Exercise task> Look through the lines below and extract any with the word "ylabel".
— START OF Information given —
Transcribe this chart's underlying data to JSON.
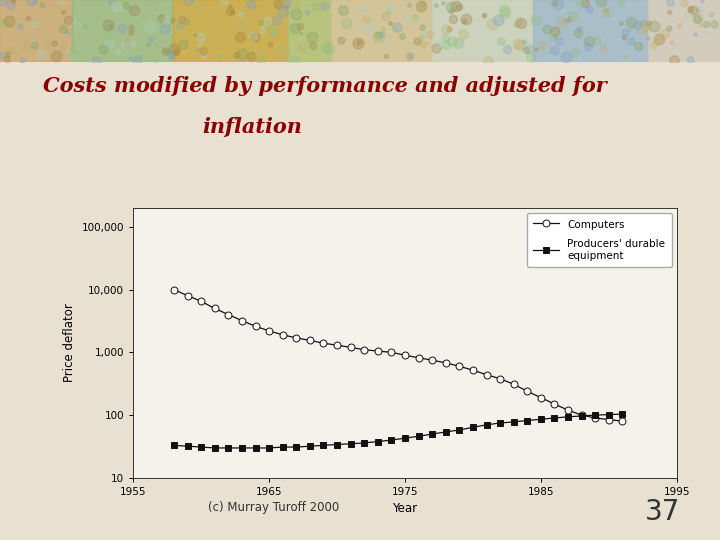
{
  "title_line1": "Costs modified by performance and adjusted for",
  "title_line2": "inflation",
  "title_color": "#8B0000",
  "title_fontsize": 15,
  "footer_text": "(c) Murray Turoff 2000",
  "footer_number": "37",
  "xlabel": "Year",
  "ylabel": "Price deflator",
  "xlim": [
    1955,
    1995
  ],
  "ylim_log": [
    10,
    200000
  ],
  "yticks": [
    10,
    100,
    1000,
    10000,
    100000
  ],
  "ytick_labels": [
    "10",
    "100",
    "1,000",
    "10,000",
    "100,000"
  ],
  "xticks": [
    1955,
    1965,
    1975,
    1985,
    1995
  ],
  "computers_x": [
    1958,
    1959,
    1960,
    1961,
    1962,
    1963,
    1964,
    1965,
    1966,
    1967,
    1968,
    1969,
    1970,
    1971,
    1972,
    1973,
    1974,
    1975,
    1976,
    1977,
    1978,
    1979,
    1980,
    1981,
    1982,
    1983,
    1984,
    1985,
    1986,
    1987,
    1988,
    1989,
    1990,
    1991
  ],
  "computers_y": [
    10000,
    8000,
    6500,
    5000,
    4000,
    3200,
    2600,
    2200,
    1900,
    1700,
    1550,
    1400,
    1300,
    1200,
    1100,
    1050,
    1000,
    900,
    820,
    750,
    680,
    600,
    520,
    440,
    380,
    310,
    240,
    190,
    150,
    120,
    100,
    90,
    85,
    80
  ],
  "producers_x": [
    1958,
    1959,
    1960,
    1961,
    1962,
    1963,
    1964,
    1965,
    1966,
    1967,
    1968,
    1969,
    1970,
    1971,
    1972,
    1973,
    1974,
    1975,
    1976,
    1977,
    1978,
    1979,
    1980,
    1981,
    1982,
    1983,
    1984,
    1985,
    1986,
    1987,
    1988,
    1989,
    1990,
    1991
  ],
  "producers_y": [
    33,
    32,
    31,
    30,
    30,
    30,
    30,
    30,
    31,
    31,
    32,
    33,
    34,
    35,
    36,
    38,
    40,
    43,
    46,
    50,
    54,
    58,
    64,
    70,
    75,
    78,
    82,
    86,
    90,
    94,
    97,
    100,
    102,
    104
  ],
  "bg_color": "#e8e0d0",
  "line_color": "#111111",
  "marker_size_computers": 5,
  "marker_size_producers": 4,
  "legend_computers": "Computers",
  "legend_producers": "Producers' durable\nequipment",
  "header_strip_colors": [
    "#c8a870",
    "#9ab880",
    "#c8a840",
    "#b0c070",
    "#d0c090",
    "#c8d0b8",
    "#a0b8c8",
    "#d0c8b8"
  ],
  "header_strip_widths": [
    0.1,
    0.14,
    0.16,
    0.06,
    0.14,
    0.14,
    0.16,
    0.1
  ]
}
— END OF Information given —
— START OF Information given —
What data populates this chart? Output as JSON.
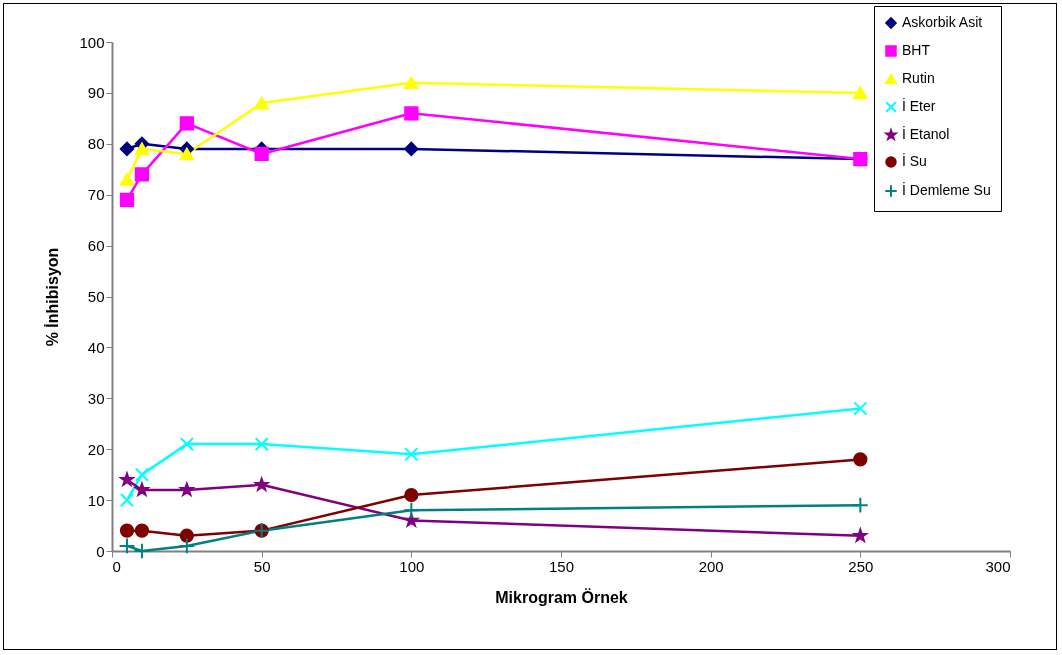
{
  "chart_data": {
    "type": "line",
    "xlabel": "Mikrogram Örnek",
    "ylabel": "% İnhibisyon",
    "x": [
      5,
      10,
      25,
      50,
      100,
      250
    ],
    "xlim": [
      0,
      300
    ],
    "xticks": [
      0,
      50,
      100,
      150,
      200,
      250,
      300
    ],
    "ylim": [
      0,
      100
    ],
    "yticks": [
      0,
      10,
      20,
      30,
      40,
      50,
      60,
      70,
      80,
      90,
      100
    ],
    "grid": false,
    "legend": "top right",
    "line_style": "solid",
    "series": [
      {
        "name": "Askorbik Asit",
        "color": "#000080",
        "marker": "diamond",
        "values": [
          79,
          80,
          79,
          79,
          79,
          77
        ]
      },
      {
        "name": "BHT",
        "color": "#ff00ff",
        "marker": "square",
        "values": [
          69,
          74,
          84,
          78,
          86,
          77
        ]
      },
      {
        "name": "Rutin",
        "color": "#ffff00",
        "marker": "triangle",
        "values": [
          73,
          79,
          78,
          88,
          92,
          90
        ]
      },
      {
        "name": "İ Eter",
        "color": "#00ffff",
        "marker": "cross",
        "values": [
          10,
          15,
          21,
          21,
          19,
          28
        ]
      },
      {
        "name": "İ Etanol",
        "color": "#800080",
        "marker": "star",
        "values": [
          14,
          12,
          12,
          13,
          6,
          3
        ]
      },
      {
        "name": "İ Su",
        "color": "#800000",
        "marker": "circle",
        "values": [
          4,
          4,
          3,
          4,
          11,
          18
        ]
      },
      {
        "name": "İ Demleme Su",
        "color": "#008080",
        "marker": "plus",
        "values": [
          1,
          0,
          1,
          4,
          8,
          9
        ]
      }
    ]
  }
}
— END OF Information given —
Output below>
  "ylabel": "Price deflator",
    "ylabel": "% İnhibisyon",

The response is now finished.